#### WHAT THE EXERCISE ASKS
Single out each line with the word "della" and copy it.

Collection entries
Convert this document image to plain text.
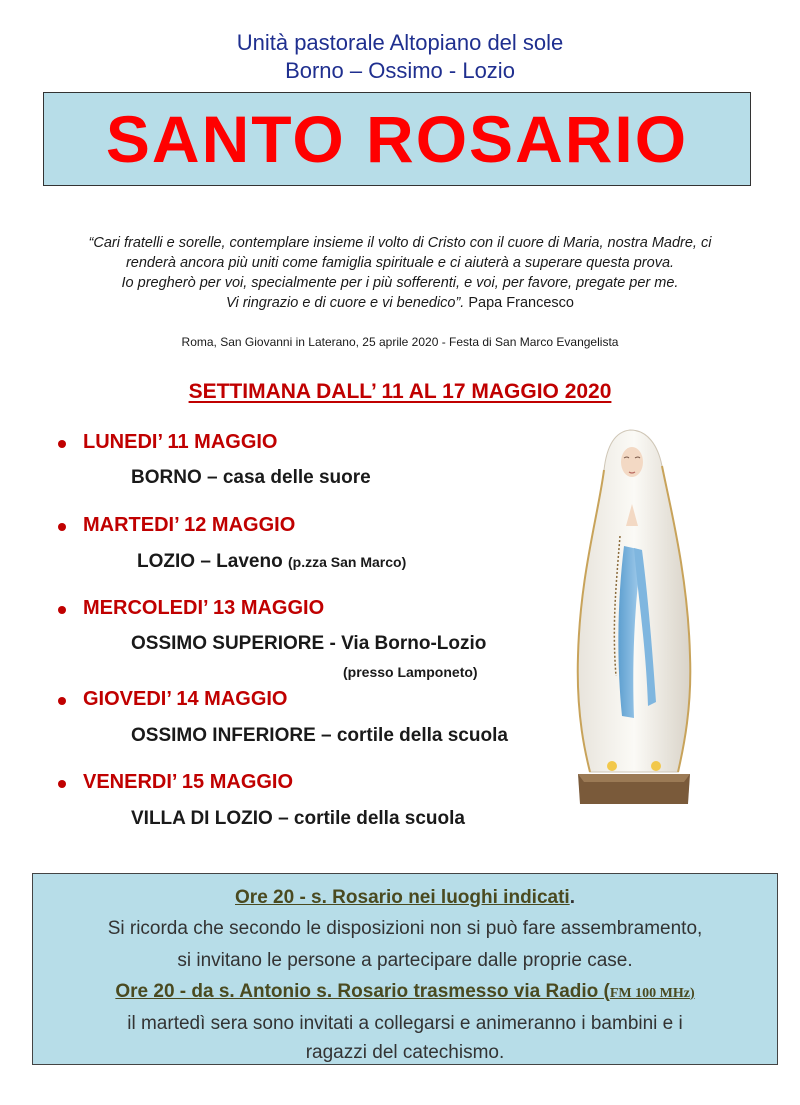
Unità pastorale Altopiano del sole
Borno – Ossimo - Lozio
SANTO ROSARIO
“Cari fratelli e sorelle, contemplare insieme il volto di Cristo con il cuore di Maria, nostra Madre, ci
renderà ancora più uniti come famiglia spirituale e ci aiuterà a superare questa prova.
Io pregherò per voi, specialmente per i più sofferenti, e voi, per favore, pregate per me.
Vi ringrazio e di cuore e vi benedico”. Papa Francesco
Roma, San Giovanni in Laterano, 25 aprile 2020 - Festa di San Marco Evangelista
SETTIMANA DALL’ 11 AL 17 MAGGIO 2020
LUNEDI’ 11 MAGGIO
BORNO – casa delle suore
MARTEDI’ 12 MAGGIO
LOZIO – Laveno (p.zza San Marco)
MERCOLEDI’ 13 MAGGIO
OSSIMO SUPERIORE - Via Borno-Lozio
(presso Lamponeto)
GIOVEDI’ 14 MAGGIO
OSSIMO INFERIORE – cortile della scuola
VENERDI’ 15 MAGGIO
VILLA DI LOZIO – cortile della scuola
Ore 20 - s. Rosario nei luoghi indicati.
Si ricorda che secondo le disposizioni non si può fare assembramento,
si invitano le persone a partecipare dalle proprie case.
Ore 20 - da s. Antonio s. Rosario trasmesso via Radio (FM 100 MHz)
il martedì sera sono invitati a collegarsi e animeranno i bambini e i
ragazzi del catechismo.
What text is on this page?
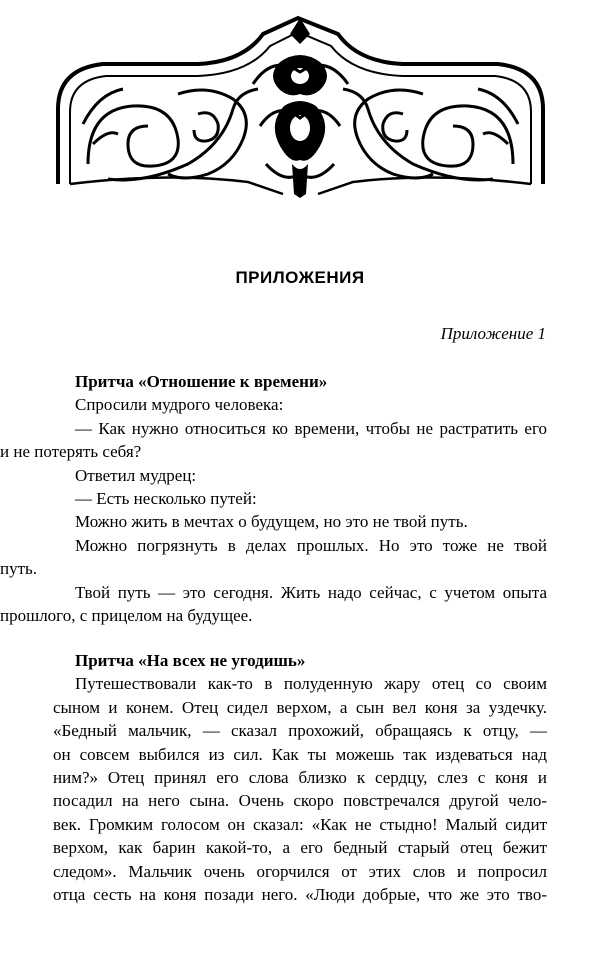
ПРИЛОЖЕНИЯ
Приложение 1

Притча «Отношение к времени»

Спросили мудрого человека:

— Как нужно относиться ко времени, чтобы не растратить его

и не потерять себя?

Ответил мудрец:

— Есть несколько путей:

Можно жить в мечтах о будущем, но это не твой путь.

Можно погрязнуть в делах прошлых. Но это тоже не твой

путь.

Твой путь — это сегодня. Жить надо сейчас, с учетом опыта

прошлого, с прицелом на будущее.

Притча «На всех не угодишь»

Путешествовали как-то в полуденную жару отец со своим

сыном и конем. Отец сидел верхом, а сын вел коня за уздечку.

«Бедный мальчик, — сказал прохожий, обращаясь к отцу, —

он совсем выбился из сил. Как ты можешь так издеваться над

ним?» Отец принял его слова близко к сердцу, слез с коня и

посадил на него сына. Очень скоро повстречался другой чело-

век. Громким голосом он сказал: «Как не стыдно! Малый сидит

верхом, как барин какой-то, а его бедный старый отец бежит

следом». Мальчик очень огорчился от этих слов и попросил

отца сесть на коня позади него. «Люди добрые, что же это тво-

---

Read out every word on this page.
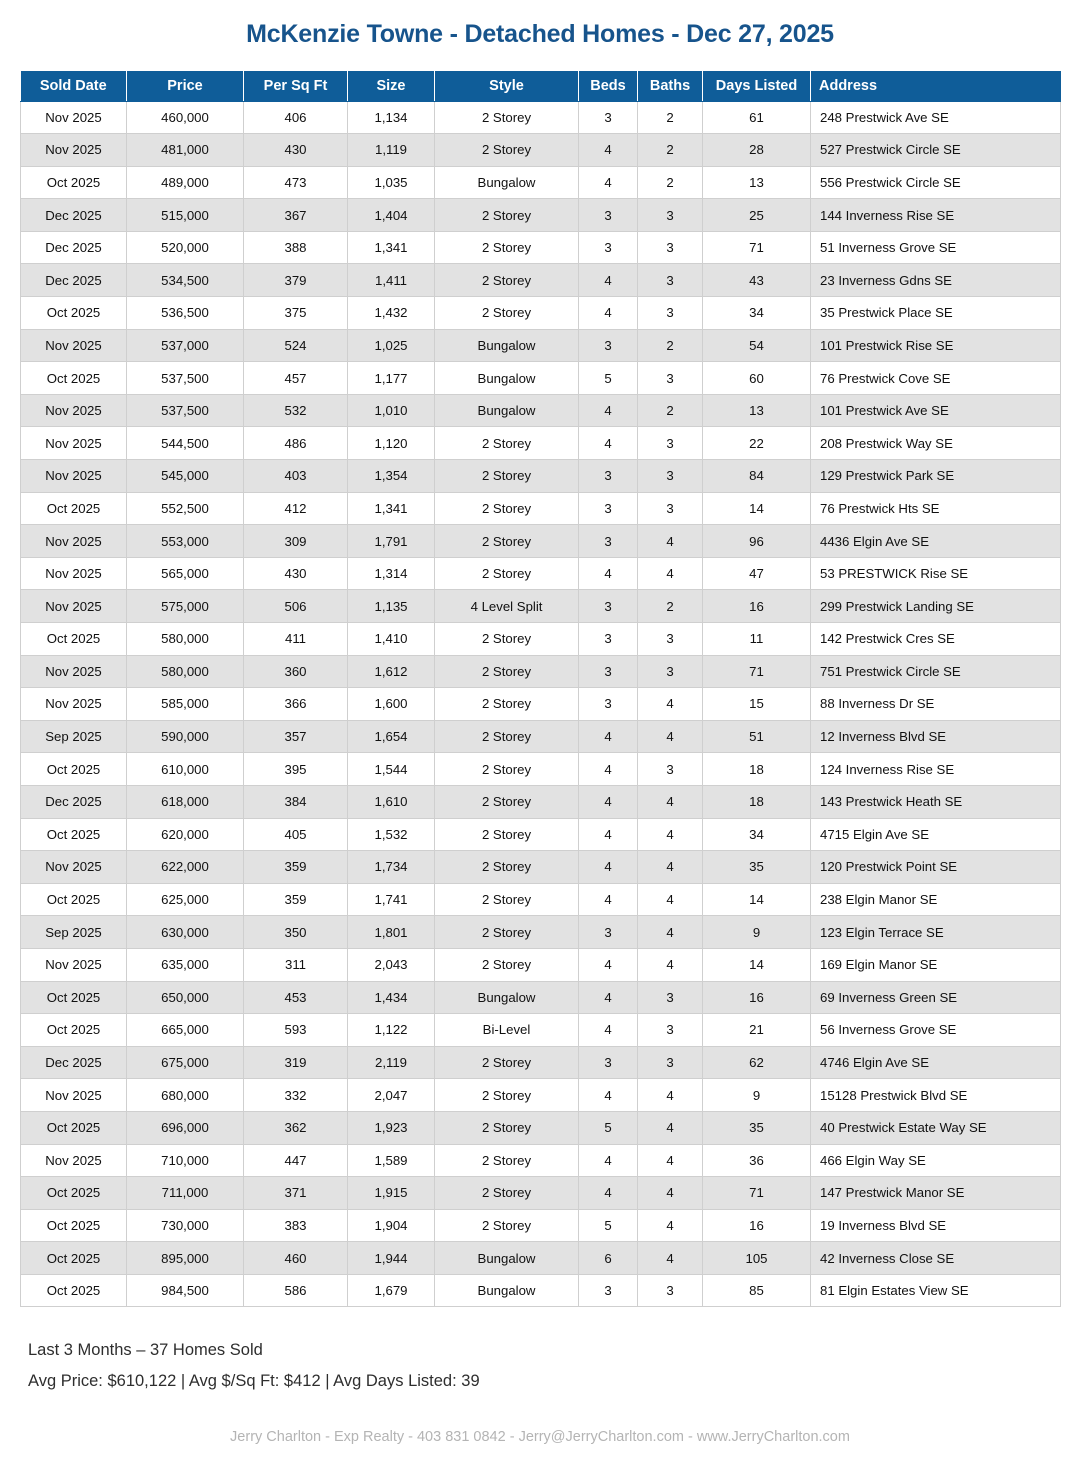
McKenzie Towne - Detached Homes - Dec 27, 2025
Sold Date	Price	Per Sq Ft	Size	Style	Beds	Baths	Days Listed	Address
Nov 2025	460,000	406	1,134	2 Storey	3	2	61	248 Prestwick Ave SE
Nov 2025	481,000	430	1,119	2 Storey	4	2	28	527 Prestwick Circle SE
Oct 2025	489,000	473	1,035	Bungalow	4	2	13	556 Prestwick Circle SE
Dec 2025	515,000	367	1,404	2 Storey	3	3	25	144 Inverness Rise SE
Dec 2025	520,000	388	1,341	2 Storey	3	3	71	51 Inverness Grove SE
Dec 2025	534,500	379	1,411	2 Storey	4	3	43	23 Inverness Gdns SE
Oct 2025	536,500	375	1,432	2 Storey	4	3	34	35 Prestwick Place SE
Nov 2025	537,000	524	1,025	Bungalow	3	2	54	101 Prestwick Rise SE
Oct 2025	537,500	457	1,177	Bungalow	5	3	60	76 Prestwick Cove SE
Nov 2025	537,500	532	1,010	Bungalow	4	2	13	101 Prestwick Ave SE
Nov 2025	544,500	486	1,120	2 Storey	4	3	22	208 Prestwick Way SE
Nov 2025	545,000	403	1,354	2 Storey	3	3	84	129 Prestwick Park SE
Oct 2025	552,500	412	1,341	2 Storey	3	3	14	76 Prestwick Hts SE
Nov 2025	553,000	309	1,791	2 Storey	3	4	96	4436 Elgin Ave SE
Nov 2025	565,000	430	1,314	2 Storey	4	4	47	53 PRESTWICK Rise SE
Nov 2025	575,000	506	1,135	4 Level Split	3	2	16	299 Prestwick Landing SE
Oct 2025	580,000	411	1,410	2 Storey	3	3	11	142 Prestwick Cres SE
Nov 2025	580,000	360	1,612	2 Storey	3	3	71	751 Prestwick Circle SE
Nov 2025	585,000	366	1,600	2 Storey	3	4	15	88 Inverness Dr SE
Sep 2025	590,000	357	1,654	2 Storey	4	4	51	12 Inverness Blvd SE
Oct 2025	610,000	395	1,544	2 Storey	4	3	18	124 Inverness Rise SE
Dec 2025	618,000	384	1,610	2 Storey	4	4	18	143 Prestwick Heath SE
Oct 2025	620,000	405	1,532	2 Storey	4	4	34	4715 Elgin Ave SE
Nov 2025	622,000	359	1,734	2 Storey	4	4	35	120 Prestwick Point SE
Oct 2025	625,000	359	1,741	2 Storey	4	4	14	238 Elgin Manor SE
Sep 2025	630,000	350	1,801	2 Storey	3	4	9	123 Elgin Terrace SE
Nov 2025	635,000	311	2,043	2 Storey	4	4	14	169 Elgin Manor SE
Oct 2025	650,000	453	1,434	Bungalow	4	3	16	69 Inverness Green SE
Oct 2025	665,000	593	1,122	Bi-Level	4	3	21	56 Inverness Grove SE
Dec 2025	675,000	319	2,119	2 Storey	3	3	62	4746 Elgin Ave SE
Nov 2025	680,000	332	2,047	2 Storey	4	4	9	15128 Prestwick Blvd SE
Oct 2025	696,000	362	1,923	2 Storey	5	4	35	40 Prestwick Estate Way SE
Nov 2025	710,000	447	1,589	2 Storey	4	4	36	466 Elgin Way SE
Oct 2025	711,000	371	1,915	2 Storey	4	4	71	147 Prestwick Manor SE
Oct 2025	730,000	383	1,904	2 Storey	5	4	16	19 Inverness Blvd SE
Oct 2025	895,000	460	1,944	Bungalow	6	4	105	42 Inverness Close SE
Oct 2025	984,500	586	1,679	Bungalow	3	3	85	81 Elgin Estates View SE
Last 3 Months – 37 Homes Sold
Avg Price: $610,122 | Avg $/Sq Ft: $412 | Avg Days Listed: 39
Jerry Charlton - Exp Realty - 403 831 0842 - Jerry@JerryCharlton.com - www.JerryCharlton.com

* * *

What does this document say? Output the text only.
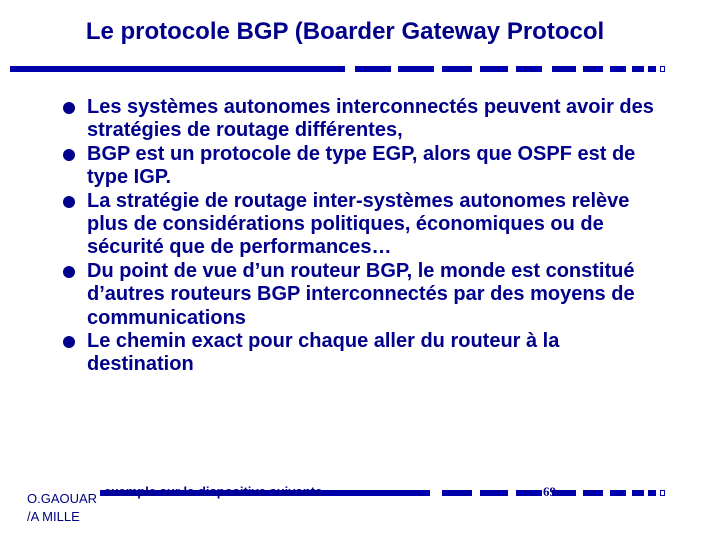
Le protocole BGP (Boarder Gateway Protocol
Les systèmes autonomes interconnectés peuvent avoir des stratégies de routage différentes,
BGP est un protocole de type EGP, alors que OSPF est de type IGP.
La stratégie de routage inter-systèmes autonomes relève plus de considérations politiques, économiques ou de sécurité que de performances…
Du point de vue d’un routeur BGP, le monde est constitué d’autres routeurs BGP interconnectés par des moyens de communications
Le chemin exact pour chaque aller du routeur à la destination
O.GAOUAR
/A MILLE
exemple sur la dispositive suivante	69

#### THE OUTPUT
OSSIMO INFERIORE – cortile della scuola
VILLA DI LOZIO – cortile della scuola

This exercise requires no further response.